Please retype the data in full and exactly; the pictures are not part of the copy.
----
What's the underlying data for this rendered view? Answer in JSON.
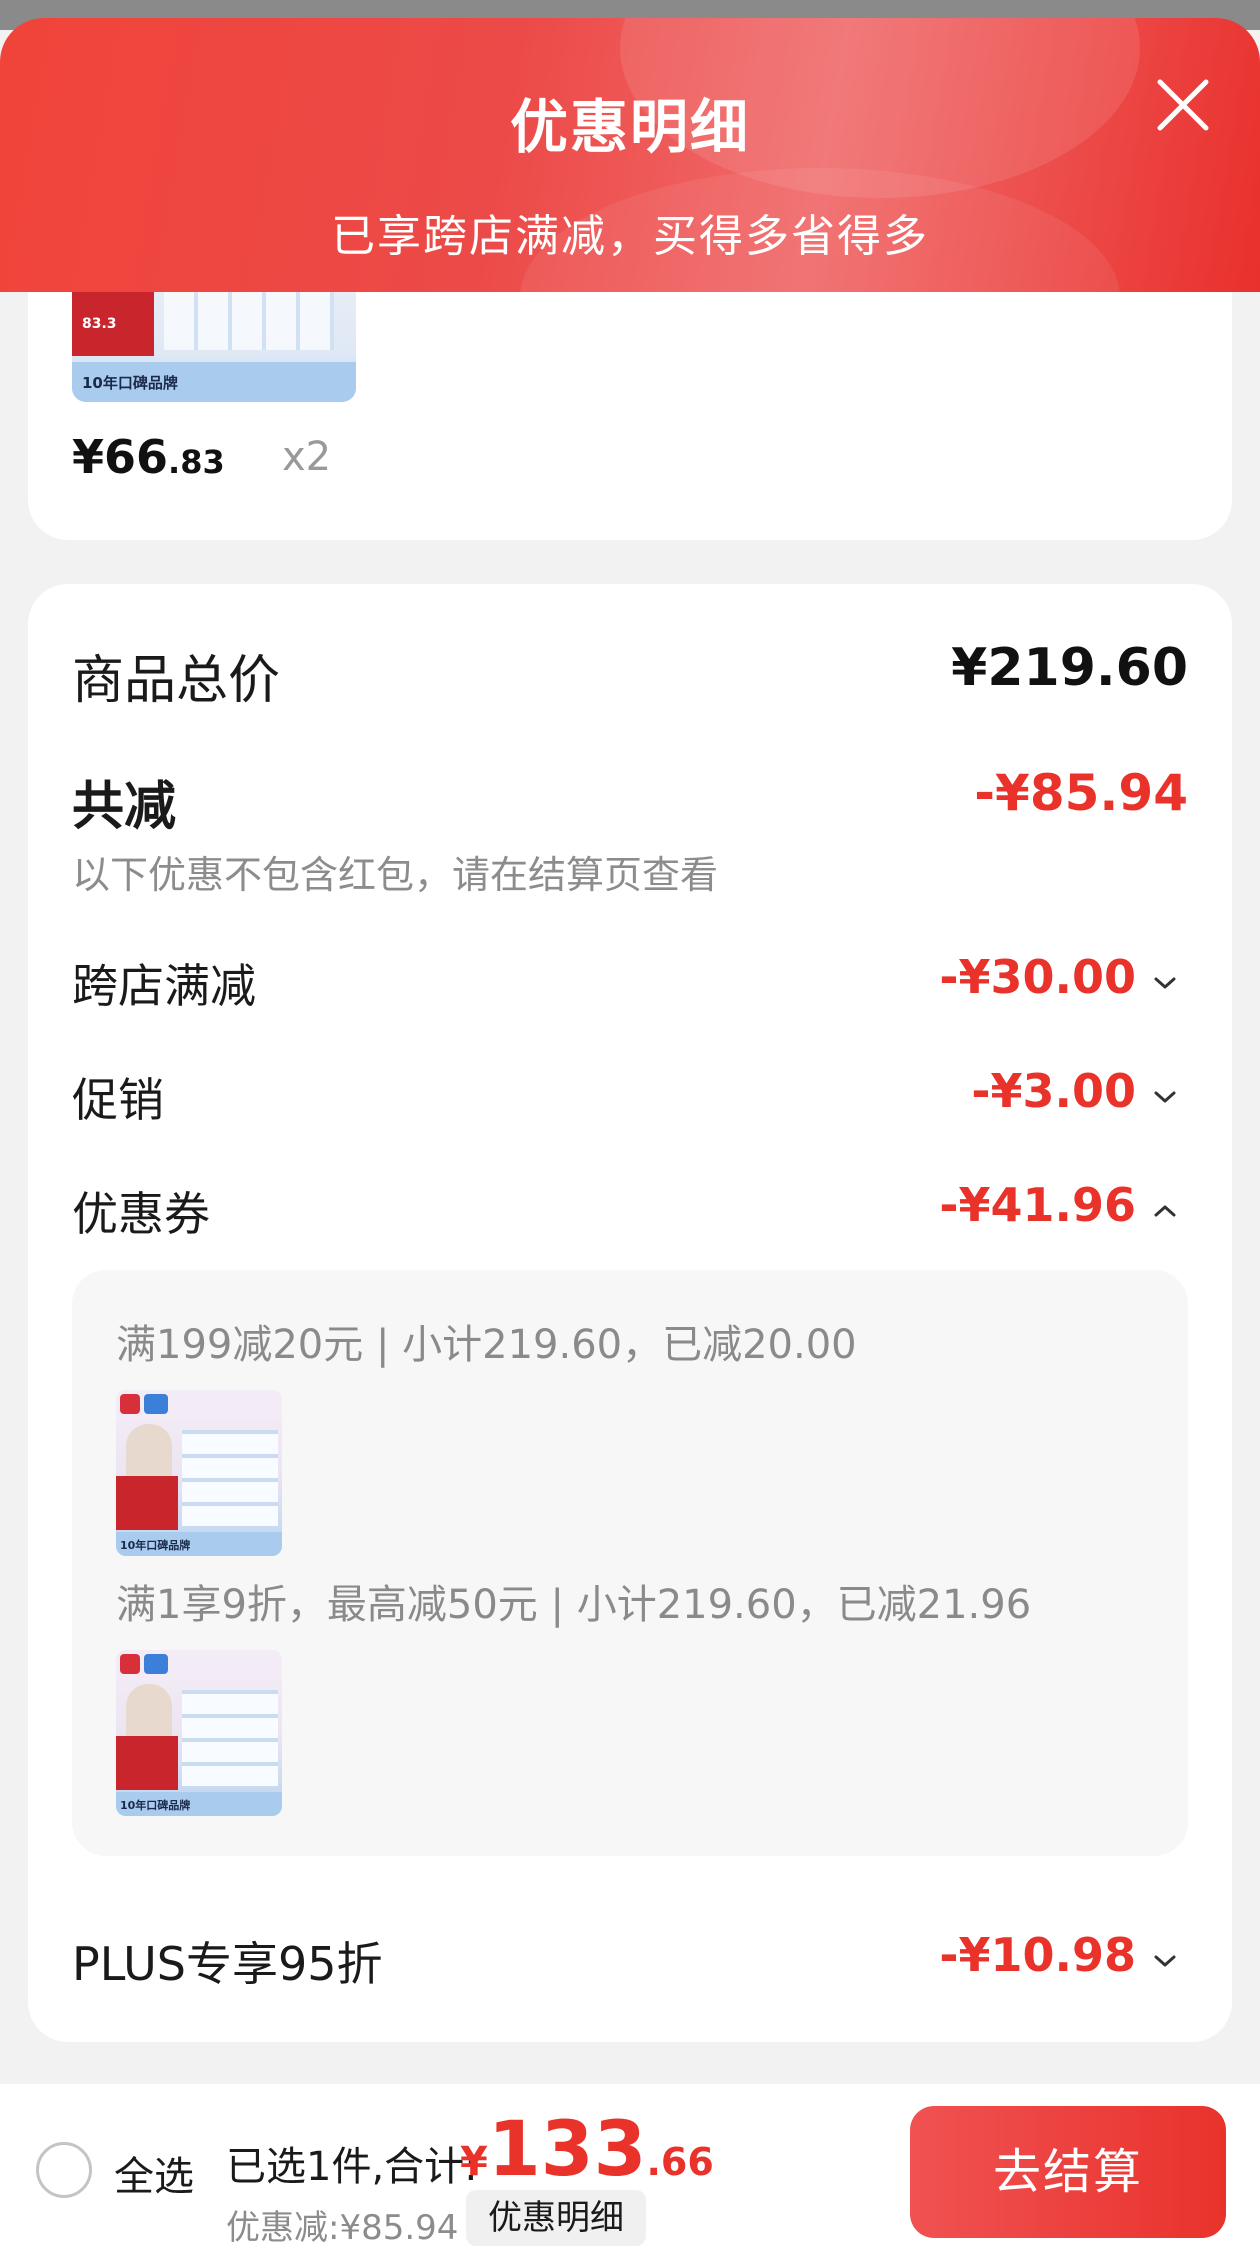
{
  "header": {
    "title": "优惠明细",
    "subtitle": "已享跨店满减，买得多省得多"
  },
  "product": {
    "thumb_badge": "83.3",
    "thumb_caption": "10年口碑品牌",
    "price_currency": "¥",
    "price_integer": "66",
    "price_decimal": ".83",
    "quantity": "x2"
  },
  "summary": {
    "total_label": "商品总价",
    "total_value": "¥219.60",
    "reduce_label": "共减",
    "reduce_value": "-¥85.94",
    "note": "以下优惠不包含红包，请在结算页查看",
    "items": [
      {
        "label": "跨店满减",
        "value": "-¥30.00",
        "expanded": false
      },
      {
        "label": "促销",
        "value": "-¥3.00",
        "expanded": false
      },
      {
        "label": "优惠券",
        "value": "-¥41.96",
        "expanded": true
      },
      {
        "label": "PLUS专享95折",
        "value": "-¥10.98",
        "expanded": false
      }
    ],
    "coupons": [
      {
        "text": "满199减20元 | 小计219.60，已减20.00",
        "thumb_caption": "10年口碑品牌"
      },
      {
        "text": "满1享9折，最高减50元 | 小计219.60，已减21.96",
        "thumb_caption": "10年口碑品牌"
      }
    ]
  },
  "bottom_bar": {
    "select_all": "全选",
    "selected_info": "已选1件,合计:",
    "total_currency": "¥",
    "total_integer": "133",
    "total_decimal": ".66",
    "discount_info": "优惠减:¥85.94",
    "detail_chip": "优惠明细",
    "checkout": "去结算"
  },
  "colors": {
    "accent_red": "#e8322a",
    "header_red": "#ec4a48",
    "muted_text": "#8c8c8c"
  },
  "icons": {
    "close": "close-icon",
    "collapsed": "chevron-down-icon",
    "expanded": "chevron-up-icon",
    "checkbox": "radio-circle-icon"
  }
}
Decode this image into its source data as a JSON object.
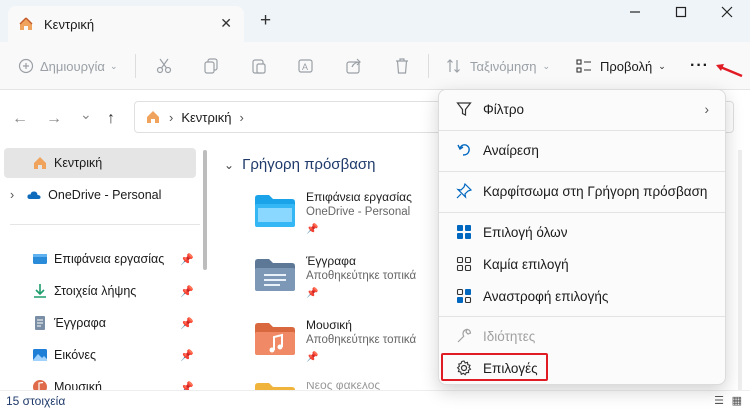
{
  "titlebar": {
    "tab_label": "Κεντρική",
    "close_glyph": "✕",
    "newtab_glyph": "+",
    "window_controls": [
      "—",
      "☐",
      "✕"
    ]
  },
  "toolbar": {
    "new_label": "Δημιουργία",
    "sort_label": "Ταξινόμηση",
    "view_label": "Προβολή",
    "more_glyph": "···"
  },
  "nav": {
    "back": "←",
    "forward": "→",
    "recent": "⌄",
    "up": "↑",
    "address": "Κεντρική"
  },
  "sidebar": {
    "items": [
      {
        "label": "Κεντρική",
        "icon": "home-icon"
      },
      {
        "label": "OneDrive - Personal",
        "icon": "cloud-icon"
      },
      {
        "label": "Επιφάνεια εργασίας",
        "icon": "desktop-icon"
      },
      {
        "label": "Στοιχεία λήψης",
        "icon": "download-icon"
      },
      {
        "label": "Έγγραφα",
        "icon": "document-icon"
      },
      {
        "label": "Εικόνες",
        "icon": "picture-icon"
      },
      {
        "label": "Μουσική",
        "icon": "music-icon"
      }
    ]
  },
  "main": {
    "section_title": "Γρήγορη πρόσβαση",
    "items": [
      {
        "name": "Επιφάνεια εργασίας",
        "sub": "OneDrive - Personal"
      },
      {
        "name": "Έγγραφα",
        "sub": "Αποθηκεύτηκε τοπικά"
      },
      {
        "name": "Μουσική",
        "sub": "Αποθηκεύτηκε τοπικά"
      },
      {
        "name": "Νέος φάκελος",
        "sub": ""
      }
    ]
  },
  "status": {
    "count": "15 στοιχεία"
  },
  "menu": {
    "items": [
      {
        "label": "Φίλτρο",
        "icon": "filter-icon",
        "disabled": false
      },
      {
        "label": "Αναίρεση",
        "icon": "undo-icon",
        "disabled": false
      },
      {
        "label": "Καρφίτσωμα στη Γρήγορη πρόσβαση",
        "icon": "pin-icon",
        "disabled": false
      },
      {
        "label": "Επιλογή όλων",
        "icon": "select-all-icon",
        "disabled": false
      },
      {
        "label": "Καμία επιλογή",
        "icon": "select-none-icon",
        "disabled": false
      },
      {
        "label": "Αναστροφή επιλογής",
        "icon": "invert-selection-icon",
        "disabled": false
      },
      {
        "label": "Ιδιότητες",
        "icon": "properties-icon",
        "disabled": true
      },
      {
        "label": "Επιλογές",
        "icon": "options-gear-icon",
        "disabled": false
      }
    ]
  },
  "colors": {
    "accent": "#0067c0",
    "highlight": "#e01b24",
    "folder": "#f0b43c"
  }
}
----
§ Result
What's the underlying data for this rendered view? Answer in JSON.
{
  "header": {
    "title": "优惠明细",
    "subtitle": "已享跨店满减，买得多省得多"
  },
  "product": {
    "thumb_badge": "83.3",
    "thumb_caption": "10年口碑品牌",
    "price_currency": "¥",
    "price_integer": "66",
    "price_decimal": ".83",
    "quantity": "x2"
  },
  "summary": {
    "total_label": "商品总价",
    "total_value": "¥219.60",
    "reduce_label": "共减",
    "reduce_value": "-¥85.94",
    "note": "以下优惠不包含红包，请在结算页查看",
    "items": [
      {
        "label": "跨店满减",
        "value": "-¥30.00",
        "expanded": false
      },
      {
        "label": "促销",
        "value": "-¥3.00",
        "expanded": false
      },
      {
        "label": "优惠券",
        "value": "-¥41.96",
        "expanded": true
      },
      {
        "label": "PLUS专享95折",
        "value": "-¥10.98",
        "expanded": false
      }
    ],
    "coupons": [
      {
        "text": "满199减20元 | 小计219.60，已减20.00",
        "thumb_caption": "10年口碑品牌"
      },
      {
        "text": "满1享9折，最高减50元 | 小计219.60，已减21.96",
        "thumb_caption": "10年口碑品牌"
      }
    ]
  },
  "bottom_bar": {
    "select_all": "全选",
    "selected_info": "已选1件,合计:",
    "total_currency": "¥",
    "total_integer": "133",
    "total_decimal": ".66",
    "discount_info": "优惠减:¥85.94",
    "detail_chip": "优惠明细",
    "checkout": "去结算"
  },
  "colors": {
    "accent_red": "#e8322a",
    "header_red": "#ec4a48",
    "muted_text": "#8c8c8c"
  },
  "icons": {
    "close": "close-icon",
    "collapsed": "chevron-down-icon",
    "expanded": "chevron-up-icon",
    "checkbox": "radio-circle-icon"
  }
}
Decode this image into its source data as a JSON object.
{
  "titlebar": {
    "tab_label": "Κεντρική",
    "close_glyph": "✕",
    "newtab_glyph": "+",
    "window_controls": [
      "—",
      "☐",
      "✕"
    ]
  },
  "toolbar": {
    "new_label": "Δημιουργία",
    "sort_label": "Ταξινόμηση",
    "view_label": "Προβολή",
    "more_glyph": "···"
  },
  "nav": {
    "back": "←",
    "forward": "→",
    "recent": "⌄",
    "up": "↑",
    "address": "Κεντρική"
  },
  "sidebar": {
    "items": [
      {
        "label": "Κεντρική",
        "icon": "home-icon"
      },
      {
        "label": "OneDrive - Personal",
        "icon": "cloud-icon"
      },
      {
        "label": "Επιφάνεια εργασίας",
        "icon": "desktop-icon"
      },
      {
        "label": "Στοιχεία λήψης",
        "icon": "download-icon"
      },
      {
        "label": "Έγγραφα",
        "icon": "document-icon"
      },
      {
        "label": "Εικόνες",
        "icon": "picture-icon"
      },
      {
        "label": "Μουσική",
        "icon": "music-icon"
      }
    ]
  },
  "main": {
    "section_title": "Γρήγορη πρόσβαση",
    "items": [
      {
        "name": "Επιφάνεια εργασίας",
        "sub": "OneDrive - Personal"
      },
      {
        "name": "Έγγραφα",
        "sub": "Αποθηκεύτηκε τοπικά"
      },
      {
        "name": "Μουσική",
        "sub": "Αποθηκεύτηκε τοπικά"
      },
      {
        "name": "Νέος φάκελος",
        "sub": ""
      }
    ]
  },
  "status": {
    "count": "15 στοιχεία"
  },
  "menu": {
    "items": [
      {
        "label": "Φίλτρο",
        "icon": "filter-icon",
        "disabled": false
      },
      {
        "label": "Αναίρεση",
        "icon": "undo-icon",
        "disabled": false
      },
      {
        "label": "Καρφίτσωμα στη Γρήγορη πρόσβαση",
        "icon": "pin-icon",
        "disabled": false
      },
      {
        "label": "Επιλογή όλων",
        "icon": "select-all-icon",
        "disabled": false
      },
      {
        "label": "Καμία επιλογή",
        "icon": "select-none-icon",
        "disabled": false
      },
      {
        "label": "Αναστροφή επιλογής",
        "icon": "invert-selection-icon",
        "disabled": false
      },
      {
        "label": "Ιδιότητες",
        "icon": "properties-icon",
        "disabled": true
      },
      {
        "label": "Επιλογές",
        "icon": "options-gear-icon",
        "disabled": false
      }
    ]
  },
  "colors": {
    "accent": "#0067c0",
    "highlight": "#e01b24",
    "folder": "#f0b43c"
  }
}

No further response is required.